### GIVEN EXERCISE
"EMPLEADO" appears in how many lines of the entries? State only the number.

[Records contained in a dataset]
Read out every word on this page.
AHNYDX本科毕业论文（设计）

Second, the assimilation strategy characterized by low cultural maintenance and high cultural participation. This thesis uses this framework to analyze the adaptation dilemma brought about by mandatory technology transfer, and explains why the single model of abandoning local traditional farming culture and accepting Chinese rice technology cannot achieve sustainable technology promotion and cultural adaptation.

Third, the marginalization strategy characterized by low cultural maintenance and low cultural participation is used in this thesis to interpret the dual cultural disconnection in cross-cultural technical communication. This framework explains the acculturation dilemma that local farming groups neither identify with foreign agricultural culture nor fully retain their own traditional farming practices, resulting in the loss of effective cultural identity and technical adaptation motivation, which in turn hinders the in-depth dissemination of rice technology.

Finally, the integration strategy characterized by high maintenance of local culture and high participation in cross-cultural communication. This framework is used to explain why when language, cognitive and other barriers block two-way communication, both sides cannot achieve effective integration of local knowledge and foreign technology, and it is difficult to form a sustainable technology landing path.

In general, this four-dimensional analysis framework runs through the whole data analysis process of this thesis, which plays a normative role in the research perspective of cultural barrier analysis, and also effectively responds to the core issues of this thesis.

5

--

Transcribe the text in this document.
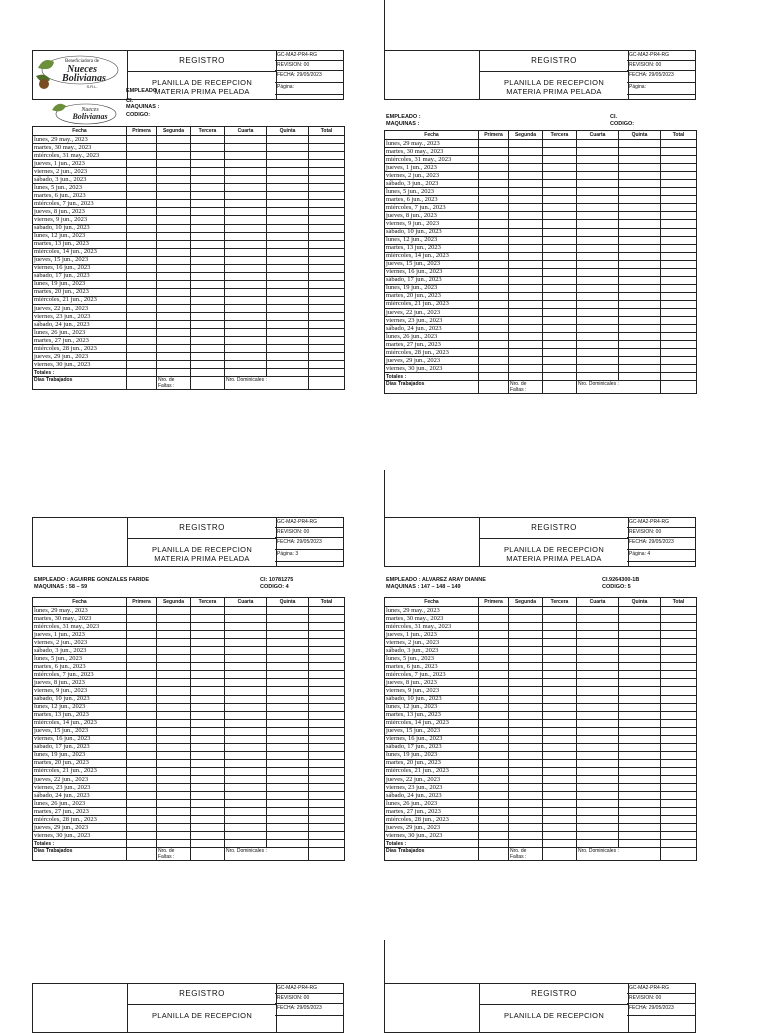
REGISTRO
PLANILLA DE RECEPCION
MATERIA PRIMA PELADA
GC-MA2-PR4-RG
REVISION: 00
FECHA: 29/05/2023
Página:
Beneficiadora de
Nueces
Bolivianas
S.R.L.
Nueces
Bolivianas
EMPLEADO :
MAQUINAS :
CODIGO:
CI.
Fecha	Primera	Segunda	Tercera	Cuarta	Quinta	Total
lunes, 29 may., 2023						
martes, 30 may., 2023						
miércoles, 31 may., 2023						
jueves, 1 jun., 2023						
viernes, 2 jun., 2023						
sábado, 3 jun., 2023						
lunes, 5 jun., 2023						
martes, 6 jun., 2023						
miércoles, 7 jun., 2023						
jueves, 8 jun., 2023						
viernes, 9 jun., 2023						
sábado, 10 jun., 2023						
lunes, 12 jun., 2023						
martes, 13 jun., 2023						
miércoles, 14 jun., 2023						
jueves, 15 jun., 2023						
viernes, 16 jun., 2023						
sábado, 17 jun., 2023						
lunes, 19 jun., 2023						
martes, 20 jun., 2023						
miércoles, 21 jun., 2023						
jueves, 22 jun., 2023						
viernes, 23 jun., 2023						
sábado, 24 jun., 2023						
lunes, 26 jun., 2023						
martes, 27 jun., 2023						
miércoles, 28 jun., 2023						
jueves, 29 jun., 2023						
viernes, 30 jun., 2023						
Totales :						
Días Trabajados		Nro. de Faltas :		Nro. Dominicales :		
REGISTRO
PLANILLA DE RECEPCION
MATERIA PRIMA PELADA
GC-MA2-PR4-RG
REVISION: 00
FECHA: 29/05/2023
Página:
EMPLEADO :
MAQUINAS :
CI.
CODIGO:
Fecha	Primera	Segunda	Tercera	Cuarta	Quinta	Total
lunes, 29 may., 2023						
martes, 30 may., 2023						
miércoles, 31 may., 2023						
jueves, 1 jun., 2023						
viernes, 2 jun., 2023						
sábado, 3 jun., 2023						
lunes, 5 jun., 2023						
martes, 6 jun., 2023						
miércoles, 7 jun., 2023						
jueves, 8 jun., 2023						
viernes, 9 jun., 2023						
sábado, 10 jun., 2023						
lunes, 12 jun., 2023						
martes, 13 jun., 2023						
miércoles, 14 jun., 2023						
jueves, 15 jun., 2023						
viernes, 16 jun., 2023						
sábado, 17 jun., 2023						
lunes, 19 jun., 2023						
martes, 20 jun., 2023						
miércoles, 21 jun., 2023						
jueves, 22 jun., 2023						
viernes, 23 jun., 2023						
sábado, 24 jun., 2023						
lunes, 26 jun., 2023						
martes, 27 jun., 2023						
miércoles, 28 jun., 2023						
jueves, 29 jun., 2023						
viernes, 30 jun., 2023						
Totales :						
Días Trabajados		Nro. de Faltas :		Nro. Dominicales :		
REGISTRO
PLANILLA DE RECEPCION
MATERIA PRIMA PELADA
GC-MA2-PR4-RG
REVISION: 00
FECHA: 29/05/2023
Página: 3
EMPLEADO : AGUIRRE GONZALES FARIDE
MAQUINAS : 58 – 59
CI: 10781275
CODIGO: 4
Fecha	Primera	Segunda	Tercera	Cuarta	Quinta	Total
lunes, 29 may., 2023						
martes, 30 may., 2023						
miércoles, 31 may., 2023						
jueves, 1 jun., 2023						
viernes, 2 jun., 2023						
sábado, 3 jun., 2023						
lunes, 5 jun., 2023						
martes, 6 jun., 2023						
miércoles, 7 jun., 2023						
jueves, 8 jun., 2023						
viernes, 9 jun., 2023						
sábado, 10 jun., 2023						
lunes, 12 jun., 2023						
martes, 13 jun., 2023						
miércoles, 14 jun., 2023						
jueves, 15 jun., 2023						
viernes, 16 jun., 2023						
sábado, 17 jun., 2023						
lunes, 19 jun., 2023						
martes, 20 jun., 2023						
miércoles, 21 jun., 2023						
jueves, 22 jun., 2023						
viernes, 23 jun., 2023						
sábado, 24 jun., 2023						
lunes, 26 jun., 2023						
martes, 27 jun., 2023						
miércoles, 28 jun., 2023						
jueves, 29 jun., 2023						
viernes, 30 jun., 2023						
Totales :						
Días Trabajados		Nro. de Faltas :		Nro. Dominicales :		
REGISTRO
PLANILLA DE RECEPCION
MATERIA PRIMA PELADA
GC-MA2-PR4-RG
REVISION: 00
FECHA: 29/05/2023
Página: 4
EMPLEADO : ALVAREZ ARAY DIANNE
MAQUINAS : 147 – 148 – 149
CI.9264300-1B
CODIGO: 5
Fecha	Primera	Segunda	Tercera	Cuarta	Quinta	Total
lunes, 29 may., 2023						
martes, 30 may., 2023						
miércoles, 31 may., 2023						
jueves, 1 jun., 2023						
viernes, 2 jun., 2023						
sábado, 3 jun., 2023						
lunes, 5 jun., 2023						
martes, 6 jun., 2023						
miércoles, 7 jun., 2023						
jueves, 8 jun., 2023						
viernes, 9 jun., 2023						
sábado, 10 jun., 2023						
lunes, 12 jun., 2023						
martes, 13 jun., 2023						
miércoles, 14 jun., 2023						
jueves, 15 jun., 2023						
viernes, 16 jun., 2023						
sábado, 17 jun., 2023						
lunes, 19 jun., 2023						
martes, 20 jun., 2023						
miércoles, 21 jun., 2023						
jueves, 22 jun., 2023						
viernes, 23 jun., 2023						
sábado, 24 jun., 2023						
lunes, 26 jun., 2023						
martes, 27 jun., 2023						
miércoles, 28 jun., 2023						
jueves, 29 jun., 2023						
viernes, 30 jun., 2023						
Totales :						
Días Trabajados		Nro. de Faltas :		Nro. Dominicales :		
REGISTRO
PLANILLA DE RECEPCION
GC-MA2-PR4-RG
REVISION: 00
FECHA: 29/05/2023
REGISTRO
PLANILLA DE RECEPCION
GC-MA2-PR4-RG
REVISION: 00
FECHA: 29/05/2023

### THE RESPONSE
4